------ Task input

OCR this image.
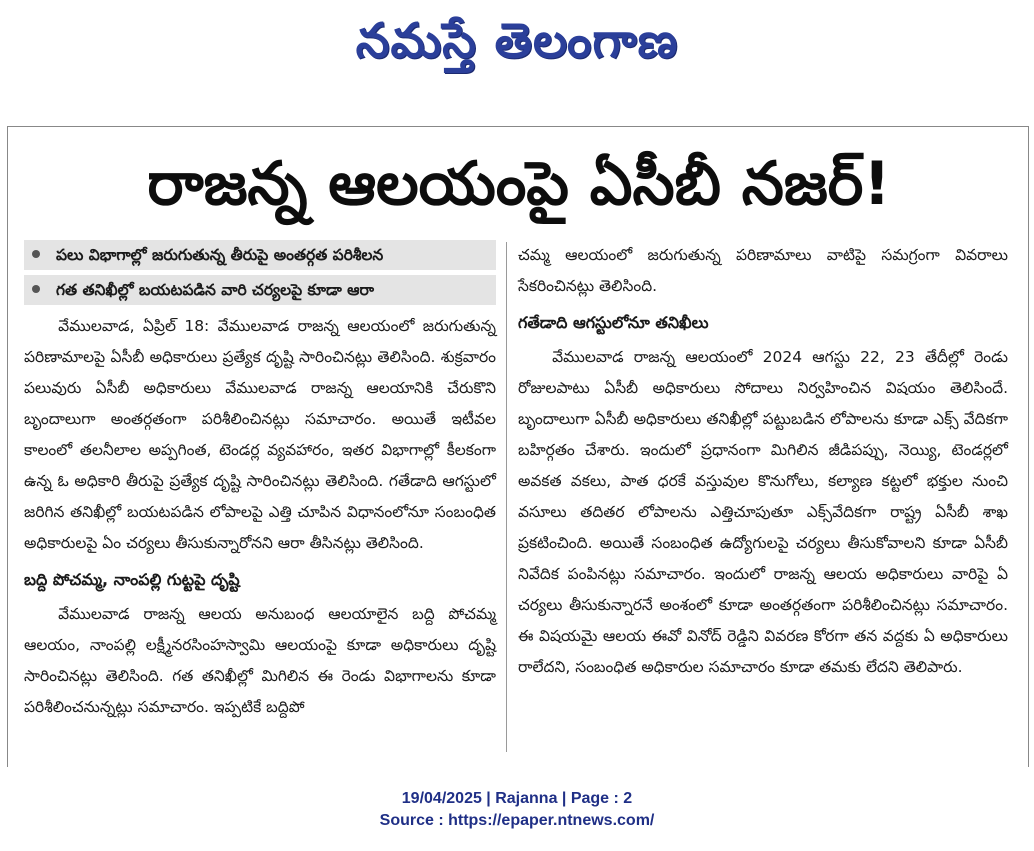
నమస్తే తెలంగాణ
రాజన్న ఆలయంపై ఏసీబీ నజర్!
పలు విభాగాల్లో జరుగుతున్న తీరుపై అంతర్గత పరిశీలన
గత తనిఖీల్లో బయటపడిన వారి చర్యలపై కూడా ఆరా

వేములవాడ, ఏప్రిల్ 18: వేములవాడ రాజన్న ఆలయంలో జరుగుతున్న పరిణామాలపై ఏసీబీ అధికారులు ప్రత్యేక దృష్టి సారించినట్లు తెలిసింది. శుక్రవారం పలువురు ఏసీబీ అధికారులు వేములవాడ రాజన్న ఆలయానికి చేరుకొని బృందాలుగా అంతర్గతంగా పరిశీలించినట్లు సమాచారం. అయితే ఇటీవల కాలంలో తలనీలాల అప్పగింత, టెండర్ల వ్యవహారం, ఇతర విభాగాల్లో కీలకంగా ఉన్న ఓ అధికారి తీరుపై ప్రత్యేక దృష్టి సారించినట్లు తెలిసింది. గతేడాది ఆగస్టులో జరిగిన తనిఖీల్లో బయటపడిన లోపాలపై ఎత్తి చూపిన విధానంలోనూ సంబంధిత అధికారులపై ఏం చర్యలు తీసుకున్నారోనని ఆరా తీసినట్లు తెలిసింది.

బద్ది పోచమ్మ, నాంపల్లి గుట్టపై దృష్టి

వేములవాడ రాజన్న ఆలయ అనుబంధ ఆలయాలైన బద్ది పోచమ్మ ఆలయం, నాంపల్లి లక్ష్మీనరసింహస్వామి ఆలయంపై కూడా అధికారులు దృష్టి సారించినట్లు తెలిసింది. గత తనిఖీల్లో మిగిలిన ఈ రెండు విభాగాలను కూడా పరిశీలించనున్నట్లు సమాచారం. ఇప్పటికే బద్దిపో

చమ్మ ఆలయంలో జరుగుతున్న పరిణామాలు వాటిపై సమగ్రంగా వివరాలు సేకరించినట్లు తెలిసింది.

గతేడాది ఆగస్టులోనూ తనిఖీలు

వేములవాడ రాజన్న ఆలయంలో 2024 ఆగస్టు 22, 23 తేదీల్లో రెండు రోజులపాటు ఏసీబీ అధికారులు సోదాలు నిర్వహించిన విషయం తెలిసిందే. బృందాలుగా ఏసీబీ అధికారులు తనిఖీల్లో పట్టుబడిన లోపాలను కూడా ఎక్స్ వేదికగా బహిర్గతం చేశారు. ఇందులో ప్రధానంగా మిగిలిన జీడిపప్పు, నెయ్యి, టెండర్లలో అవకత వకలు, పాత ధరకే వస్తువుల కొనుగోలు, కల్యాణ కట్టలో భక్తుల నుంచి వసూలు తదితర లోపాలను ఎత్తిచూపుతూ ఎక్స్‌వేదికగా రాష్ట్ర ఏసీబీ శాఖ ప్రకటించింది. అయితే సంబంధిత ఉద్యోగులపై చర్యలు తీసుకోవాలని కూడా ఏసీబీ నివేదిక పంపినట్లు సమాచారం. ఇందులో రాజన్న ఆలయ అధికారులు వారిపై ఏ చర్యలు తీసుకున్నారనే అంశంలో కూడా అంతర్గతంగా పరిశీలించినట్లు సమాచారం. ఈ విషయమై ఆలయ ఈవో వినోద్ రెడ్డిని వివరణ కోరగా తన వద్దకు ఏ అధికారులు రాలేదని, సంబంధిత అధికారుల సమాచారం కూడా తమకు లేదని తెలిపారు.

19/04/2025 | Rajanna | Page : 2
Source : https://epaper.ntnews.com/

------------

Write down only the number of lines that contain the string "బయటపడ" in the listing.

2